The entries need to be copied exactly.

━━ Raw records ━━

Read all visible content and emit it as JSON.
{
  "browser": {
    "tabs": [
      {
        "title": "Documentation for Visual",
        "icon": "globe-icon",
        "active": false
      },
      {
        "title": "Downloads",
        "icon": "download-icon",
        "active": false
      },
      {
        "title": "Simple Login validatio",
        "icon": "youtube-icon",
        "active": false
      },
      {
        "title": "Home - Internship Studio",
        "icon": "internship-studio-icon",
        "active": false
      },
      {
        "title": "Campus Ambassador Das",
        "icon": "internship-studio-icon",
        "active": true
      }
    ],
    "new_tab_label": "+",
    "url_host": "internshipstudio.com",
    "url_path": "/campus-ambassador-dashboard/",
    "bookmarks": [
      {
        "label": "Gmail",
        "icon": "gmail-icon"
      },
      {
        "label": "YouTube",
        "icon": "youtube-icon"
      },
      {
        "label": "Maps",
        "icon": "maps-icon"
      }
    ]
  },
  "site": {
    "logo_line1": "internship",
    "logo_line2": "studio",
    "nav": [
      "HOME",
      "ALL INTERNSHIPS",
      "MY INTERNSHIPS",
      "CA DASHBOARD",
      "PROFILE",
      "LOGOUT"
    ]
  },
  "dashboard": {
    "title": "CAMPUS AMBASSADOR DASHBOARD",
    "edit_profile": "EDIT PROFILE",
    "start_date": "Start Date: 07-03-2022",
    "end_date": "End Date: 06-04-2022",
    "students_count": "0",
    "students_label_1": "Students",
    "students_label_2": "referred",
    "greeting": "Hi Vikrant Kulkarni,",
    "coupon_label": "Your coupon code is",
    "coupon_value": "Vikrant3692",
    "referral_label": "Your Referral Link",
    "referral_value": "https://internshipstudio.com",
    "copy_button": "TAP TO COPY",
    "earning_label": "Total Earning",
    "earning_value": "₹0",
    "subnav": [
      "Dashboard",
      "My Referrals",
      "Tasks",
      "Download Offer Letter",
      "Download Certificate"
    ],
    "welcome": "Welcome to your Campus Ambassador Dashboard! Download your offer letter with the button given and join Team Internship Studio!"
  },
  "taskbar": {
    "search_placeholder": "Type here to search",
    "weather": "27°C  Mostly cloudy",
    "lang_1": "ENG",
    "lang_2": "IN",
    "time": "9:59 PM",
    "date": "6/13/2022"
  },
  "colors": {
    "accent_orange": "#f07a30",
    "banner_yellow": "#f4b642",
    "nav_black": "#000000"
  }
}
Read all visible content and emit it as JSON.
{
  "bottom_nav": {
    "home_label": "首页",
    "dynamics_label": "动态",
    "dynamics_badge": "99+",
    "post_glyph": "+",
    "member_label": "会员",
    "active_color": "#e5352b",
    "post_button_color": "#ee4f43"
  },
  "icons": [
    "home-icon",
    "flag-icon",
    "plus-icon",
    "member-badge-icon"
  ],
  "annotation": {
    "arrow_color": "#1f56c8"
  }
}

━━━

> _Response to the exercise_:
Read all visible content and emit it as JSON.
{
  "browser": {
    "tabs": [
      {
        "title": "Documentation for Visual",
        "icon": "globe-icon",
        "active": false
      },
      {
        "title": "Downloads",
        "icon": "download-icon",
        "active": false
      },
      {
        "title": "Simple Login validatio",
        "icon": "youtube-icon",
        "active": false
      },
      {
        "title": "Home - Internship Studio",
        "icon": "internship-studio-icon",
        "active": false
      },
      {
        "title": "Campus Ambassador Das",
        "icon": "internship-studio-icon",
        "active": true
      }
    ],
    "new_tab_label": "+",
    "url_host": "internshipstudio.com",
    "url_path": "/campus-ambassador-dashboard/",
    "bookmarks": [
      {
        "label": "Gmail",
        "icon": "gmail-icon"
      },
      {
        "label": "YouTube",
        "icon": "youtube-icon"
      },
      {
        "label": "Maps",
        "icon": "maps-icon"
      }
    ]
  },
  "site": {
    "logo_line1": "internship",
    "logo_line2": "studio",
    "nav": [
      "HOME",
      "ALL INTERNSHIPS",
      "MY INTERNSHIPS",
      "CA DASHBOARD",
      "PROFILE",
      "LOGOUT"
    ]
  },
  "dashboard": {
    "title": "CAMPUS AMBASSADOR DASHBOARD",
    "edit_profile": "EDIT PROFILE",
    "start_date": "Start Date: 07-03-2022",
    "end_date": "End Date: 06-04-2022",
    "students_count": "0",
    "students_label_1": "Students",
    "students_label_2": "referred",
    "greeting": "Hi Vikrant Kulkarni,",
    "coupon_label": "Your coupon code is",
    "coupon_value": "Vikrant3692",
    "referral_label": "Your Referral Link",
    "referral_value": "https://internshipstudio.com",
    "copy_button": "TAP TO COPY",
    "earning_label": "Total Earning",
    "earning_value": "₹0",
    "subnav": [
      "Dashboard",
      "My Referrals",
      "Tasks",
      "Download Offer Letter",
      "Download Certificate"
    ],
    "welcome": "Welcome to your Campus Ambassador Dashboard! Download your offer letter with the button given and join Team Internship Studio!"
  },
  "taskbar": {
    "search_placeholder": "Type here to search",
    "weather": "27°C  Mostly cloudy",
    "lang_1": "ENG",
    "lang_2": "IN",
    "time": "9:59 PM",
    "date": "6/13/2022"
  },
  "colors": {
    "accent_orange": "#f07a30",
    "banner_yellow": "#f4b642",
    "nav_black": "#000000"
  }
}
Read all visible content and emit it as JSON.
{
  "bottom_nav": {
    "home_label": "首页",
    "dynamics_label": "动态",
    "dynamics_badge": "99+",
    "post_glyph": "+",
    "member_label": "会员",
    "active_color": "#e5352b",
    "post_button_color": "#ee4f43"
  },
  "icons": [
    "home-icon",
    "flag-icon",
    "plus-icon",
    "member-badge-icon"
  ],
  "annotation": {
    "arrow_color": "#1f56c8"
  }
}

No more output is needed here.